_GIVEN PROBLEM_
In the page excerpt below, how many bright suns is Nesace's world described as lying near?

_PAGE EXCERPT_
Wanna take a crack at me? HA! Come at me!
Beat me in that little frigate? HA! Comedy!
I'll meet you in a rumble at the Deep Station Bar.
Crack your damn dome open with a big tritanium bar.
Concord tries to force us in a copse to rob us.
but null sec there ain't any more cops to rob us.
Of our freedoms, of our lives, from our own populace.
From the den of thieves and liars of ourselves most populous.
If I'm hunting well you better stay inside and pray.
Beep, beep, click, now I've locked on to my prey.

Homophones are awesome.
Eran Mintor
Metropolis Commercial Consortium
#31 - 2013-10-06 04:05:02 UTC
Excerpts from a childhood poem:

Quote:

..
'Twas a sweet time for Nesace – for there
Her world lay lolling on the golden air,
Near four bright suns – a temporary rest –
A garden-spot in desert of the blest.
Away – away – 'mid seas of rays that roll
Empyrean splendor o'er th' unchained soul –
The soul that scarce (the billows are so dense)
Can struggle to its destin'd eminence, –
To distant spheres, from time to time, she rode
And late to ours, the favor'd one of God –
But, now, the ruler of an anchor'd realm,
She throws aside the sceptre – leaves the helm,
And, amid incense and high spiritual hymns,
Laves in quadruple light her angel limbs.
..
"Spirit! that dwellest where,
In the deep sky,
The terrible and fair,
In beauty vie!
Beyond the line of blue –
The boundary of the star
Which turneth at the view
Of thy barrier and thy bar –
Of the barrier overgone
By the comets who were cast
From their pride and from their throne
To be drudges till the last –
To be carriers of fire
(The red fire of their heart)
With speed that may not tire
And with pain that shall not part –
Who livest – that we know –
In Eternity – we feel –
But the shadow of whose brow
What spirit shall reveal?
Tho' the beings whom thy Nesace,
Thy messenger, hath known
Have dream'd for thy Infinity
A model of their own –
Thy will is done, O God!
The star hath ridden high
Thro' many a tempest, but she rode
Beneath thy burning eye;
And here, in thought, to thee –
In thought that can alone
Ascend thy empire and so be
A partner of thy throne –
By winged Fantasy,
My embassy is given,
Till secrecy shall knowledge be
In the environs of Heaven."

She ceas'd – and buried then her burning cheek
Abash'd, amid the lilies there, to seek
A shelter from the fervor of His eye;
For the stars trembled at the Deity.

_DATA SHOWN_
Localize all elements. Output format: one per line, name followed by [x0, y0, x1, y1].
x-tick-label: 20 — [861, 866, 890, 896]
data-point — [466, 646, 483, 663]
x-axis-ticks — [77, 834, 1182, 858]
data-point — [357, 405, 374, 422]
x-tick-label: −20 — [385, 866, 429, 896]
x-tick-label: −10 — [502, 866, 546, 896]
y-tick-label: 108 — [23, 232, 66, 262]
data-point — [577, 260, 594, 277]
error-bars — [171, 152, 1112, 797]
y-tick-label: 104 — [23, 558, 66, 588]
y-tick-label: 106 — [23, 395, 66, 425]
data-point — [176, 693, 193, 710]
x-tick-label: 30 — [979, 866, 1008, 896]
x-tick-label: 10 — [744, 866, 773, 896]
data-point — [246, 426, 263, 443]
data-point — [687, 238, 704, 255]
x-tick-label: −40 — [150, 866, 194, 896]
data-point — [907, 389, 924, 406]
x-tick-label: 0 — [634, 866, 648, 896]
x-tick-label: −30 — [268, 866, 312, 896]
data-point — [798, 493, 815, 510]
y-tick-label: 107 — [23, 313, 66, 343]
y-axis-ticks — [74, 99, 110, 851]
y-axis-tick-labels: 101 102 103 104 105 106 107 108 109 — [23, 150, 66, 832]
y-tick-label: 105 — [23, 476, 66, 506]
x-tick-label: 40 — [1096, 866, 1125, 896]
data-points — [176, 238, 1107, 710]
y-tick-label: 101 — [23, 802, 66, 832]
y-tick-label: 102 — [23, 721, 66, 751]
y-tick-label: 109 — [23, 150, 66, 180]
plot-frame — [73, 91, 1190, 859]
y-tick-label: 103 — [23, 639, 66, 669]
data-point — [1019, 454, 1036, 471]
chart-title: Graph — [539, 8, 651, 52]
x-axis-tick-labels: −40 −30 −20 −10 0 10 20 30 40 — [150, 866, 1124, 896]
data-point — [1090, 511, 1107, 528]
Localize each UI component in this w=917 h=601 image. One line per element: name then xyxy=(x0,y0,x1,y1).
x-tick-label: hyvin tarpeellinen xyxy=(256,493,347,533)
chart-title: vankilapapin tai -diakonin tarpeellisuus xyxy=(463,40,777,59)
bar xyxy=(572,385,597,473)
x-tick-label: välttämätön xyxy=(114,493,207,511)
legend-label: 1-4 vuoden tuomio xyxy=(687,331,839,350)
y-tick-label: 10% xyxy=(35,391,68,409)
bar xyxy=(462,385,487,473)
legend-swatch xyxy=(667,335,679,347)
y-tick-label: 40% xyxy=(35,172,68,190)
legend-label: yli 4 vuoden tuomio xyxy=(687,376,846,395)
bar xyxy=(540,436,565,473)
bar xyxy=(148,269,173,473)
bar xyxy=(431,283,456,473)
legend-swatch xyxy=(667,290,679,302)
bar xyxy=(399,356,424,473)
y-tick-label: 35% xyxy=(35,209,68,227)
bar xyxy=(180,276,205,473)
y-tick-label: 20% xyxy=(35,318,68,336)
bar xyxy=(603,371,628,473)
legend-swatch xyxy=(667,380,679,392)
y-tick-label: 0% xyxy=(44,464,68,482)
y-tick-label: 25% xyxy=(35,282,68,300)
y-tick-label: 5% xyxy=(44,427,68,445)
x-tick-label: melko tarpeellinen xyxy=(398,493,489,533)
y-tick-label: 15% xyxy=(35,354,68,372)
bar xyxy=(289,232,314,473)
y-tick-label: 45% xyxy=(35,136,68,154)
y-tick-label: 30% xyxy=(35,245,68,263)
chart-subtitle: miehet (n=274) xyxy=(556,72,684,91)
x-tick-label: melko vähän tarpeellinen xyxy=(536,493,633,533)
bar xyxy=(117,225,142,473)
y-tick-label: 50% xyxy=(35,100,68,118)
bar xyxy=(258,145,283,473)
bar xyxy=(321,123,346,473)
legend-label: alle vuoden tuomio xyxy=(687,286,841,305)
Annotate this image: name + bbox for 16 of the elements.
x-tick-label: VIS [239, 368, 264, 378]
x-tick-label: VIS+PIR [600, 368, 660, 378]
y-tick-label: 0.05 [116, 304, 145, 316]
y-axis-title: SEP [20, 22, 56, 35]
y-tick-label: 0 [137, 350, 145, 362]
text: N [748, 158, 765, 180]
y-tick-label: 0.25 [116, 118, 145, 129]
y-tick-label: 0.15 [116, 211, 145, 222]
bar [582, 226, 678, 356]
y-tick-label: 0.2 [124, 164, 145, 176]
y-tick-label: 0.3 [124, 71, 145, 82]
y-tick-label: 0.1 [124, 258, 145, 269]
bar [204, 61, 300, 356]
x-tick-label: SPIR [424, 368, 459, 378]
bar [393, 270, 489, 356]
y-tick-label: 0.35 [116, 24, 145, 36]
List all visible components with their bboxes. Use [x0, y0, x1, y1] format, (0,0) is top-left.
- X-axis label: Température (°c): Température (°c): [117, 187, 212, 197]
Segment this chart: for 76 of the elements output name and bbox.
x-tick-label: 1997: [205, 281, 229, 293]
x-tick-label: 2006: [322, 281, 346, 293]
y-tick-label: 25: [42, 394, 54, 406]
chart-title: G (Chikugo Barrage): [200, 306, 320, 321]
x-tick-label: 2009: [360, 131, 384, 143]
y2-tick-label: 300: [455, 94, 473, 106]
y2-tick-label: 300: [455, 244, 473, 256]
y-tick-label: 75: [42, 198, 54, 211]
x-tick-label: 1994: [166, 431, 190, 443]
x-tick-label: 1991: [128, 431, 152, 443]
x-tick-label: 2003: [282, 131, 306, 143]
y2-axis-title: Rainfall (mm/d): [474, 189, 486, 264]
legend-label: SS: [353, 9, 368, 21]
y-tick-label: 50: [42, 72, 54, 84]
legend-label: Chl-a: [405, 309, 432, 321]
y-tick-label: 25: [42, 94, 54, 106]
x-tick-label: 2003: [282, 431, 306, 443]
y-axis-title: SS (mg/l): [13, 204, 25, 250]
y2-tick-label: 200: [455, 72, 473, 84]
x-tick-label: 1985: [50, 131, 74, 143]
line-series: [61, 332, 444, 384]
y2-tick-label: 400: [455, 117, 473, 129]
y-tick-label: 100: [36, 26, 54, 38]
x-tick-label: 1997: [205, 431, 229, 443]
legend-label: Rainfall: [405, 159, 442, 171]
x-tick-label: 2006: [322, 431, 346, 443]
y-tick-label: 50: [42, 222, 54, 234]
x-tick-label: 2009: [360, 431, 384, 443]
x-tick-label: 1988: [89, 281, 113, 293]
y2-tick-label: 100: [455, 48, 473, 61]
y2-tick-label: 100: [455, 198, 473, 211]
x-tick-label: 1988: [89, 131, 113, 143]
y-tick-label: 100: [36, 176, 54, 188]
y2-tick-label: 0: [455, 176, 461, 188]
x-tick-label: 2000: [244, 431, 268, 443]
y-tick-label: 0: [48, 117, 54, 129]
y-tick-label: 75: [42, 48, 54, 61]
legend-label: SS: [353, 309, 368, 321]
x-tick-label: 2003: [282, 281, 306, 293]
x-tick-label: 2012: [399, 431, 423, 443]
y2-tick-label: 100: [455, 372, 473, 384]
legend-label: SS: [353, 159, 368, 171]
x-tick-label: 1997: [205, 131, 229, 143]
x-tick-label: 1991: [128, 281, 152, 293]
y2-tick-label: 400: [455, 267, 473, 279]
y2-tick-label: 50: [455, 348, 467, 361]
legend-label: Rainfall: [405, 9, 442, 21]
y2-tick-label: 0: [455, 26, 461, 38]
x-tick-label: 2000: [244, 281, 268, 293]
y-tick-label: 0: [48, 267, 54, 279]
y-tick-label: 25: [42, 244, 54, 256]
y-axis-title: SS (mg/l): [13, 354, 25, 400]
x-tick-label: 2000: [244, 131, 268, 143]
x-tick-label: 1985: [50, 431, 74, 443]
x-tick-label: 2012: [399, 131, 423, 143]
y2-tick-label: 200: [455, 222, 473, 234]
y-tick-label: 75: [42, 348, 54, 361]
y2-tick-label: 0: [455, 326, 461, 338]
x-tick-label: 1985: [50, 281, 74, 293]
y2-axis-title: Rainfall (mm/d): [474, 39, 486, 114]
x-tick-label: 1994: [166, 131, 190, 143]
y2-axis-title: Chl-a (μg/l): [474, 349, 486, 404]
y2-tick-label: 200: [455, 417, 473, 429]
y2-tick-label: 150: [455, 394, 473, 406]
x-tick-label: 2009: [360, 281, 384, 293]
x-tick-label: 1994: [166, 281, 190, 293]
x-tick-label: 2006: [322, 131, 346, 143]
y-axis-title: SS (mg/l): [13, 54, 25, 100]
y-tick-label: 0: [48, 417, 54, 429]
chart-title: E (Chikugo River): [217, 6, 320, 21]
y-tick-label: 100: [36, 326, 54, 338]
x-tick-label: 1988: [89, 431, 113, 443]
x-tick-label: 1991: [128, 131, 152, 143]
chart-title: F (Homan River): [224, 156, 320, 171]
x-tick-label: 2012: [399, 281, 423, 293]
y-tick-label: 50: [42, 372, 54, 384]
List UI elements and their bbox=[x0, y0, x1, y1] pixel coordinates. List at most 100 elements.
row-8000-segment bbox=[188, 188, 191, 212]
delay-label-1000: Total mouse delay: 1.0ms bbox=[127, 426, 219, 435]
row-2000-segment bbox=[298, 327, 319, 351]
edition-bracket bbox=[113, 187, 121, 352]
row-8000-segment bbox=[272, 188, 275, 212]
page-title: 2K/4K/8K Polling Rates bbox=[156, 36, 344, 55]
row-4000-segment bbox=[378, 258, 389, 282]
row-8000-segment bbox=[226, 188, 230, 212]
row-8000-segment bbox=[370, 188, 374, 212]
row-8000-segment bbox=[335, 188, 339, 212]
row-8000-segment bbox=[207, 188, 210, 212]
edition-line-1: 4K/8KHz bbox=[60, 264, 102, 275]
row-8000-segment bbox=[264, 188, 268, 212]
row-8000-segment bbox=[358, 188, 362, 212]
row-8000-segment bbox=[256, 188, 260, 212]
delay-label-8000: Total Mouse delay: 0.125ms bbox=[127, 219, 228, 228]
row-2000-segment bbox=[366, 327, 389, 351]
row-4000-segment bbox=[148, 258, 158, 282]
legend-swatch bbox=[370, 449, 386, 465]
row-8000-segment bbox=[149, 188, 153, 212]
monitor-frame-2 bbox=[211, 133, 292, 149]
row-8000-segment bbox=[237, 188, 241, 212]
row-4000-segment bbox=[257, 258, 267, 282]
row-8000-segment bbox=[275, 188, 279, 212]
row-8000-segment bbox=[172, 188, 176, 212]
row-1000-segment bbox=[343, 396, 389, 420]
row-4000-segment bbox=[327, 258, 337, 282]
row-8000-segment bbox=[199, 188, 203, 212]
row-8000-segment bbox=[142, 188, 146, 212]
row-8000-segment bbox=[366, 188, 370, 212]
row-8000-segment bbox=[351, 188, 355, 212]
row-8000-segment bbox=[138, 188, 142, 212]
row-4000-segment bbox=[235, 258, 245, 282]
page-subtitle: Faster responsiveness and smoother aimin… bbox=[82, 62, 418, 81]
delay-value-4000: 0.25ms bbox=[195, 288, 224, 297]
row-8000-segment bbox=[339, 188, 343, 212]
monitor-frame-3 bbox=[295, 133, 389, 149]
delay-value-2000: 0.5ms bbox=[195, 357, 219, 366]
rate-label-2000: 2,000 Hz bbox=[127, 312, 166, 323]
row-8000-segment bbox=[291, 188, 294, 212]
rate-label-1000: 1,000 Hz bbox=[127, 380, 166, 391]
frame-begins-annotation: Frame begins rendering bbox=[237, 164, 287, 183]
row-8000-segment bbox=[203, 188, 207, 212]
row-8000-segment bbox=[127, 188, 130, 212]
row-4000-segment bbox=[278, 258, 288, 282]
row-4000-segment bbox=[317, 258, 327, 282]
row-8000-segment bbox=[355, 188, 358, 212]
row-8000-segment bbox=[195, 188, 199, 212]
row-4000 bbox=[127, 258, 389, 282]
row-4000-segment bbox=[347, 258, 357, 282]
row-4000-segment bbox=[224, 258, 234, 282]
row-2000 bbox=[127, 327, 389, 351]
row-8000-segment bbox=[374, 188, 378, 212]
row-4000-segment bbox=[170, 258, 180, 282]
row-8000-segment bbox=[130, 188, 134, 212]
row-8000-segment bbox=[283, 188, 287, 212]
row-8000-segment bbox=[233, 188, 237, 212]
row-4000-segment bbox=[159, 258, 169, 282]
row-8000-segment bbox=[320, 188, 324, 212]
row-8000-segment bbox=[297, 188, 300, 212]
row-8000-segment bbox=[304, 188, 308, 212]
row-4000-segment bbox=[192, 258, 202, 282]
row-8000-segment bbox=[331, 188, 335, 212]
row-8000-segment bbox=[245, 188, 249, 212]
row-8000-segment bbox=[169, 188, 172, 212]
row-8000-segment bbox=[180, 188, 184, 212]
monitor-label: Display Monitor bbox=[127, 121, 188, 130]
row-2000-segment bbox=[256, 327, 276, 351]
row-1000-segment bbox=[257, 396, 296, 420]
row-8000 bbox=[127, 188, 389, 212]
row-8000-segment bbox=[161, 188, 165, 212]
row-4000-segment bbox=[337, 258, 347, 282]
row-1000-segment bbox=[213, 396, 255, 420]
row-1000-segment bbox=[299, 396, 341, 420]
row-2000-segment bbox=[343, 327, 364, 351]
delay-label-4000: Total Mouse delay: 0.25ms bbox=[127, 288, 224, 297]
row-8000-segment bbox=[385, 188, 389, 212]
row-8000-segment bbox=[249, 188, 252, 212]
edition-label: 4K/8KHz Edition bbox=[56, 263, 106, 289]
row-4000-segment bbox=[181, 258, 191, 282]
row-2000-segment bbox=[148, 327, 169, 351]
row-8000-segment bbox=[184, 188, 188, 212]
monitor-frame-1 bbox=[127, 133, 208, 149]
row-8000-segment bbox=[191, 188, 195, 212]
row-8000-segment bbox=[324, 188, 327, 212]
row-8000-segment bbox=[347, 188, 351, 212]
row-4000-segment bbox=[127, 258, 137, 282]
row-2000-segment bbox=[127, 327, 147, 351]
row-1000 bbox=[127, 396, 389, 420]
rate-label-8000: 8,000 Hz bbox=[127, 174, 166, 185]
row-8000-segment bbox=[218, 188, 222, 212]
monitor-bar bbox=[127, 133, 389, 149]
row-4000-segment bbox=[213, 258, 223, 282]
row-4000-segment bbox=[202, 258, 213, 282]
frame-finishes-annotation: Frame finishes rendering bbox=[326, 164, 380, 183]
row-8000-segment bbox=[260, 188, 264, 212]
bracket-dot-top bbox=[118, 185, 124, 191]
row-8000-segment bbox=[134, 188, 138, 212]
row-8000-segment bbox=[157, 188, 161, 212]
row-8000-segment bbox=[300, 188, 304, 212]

_PROBLEM SOLUTION_
Four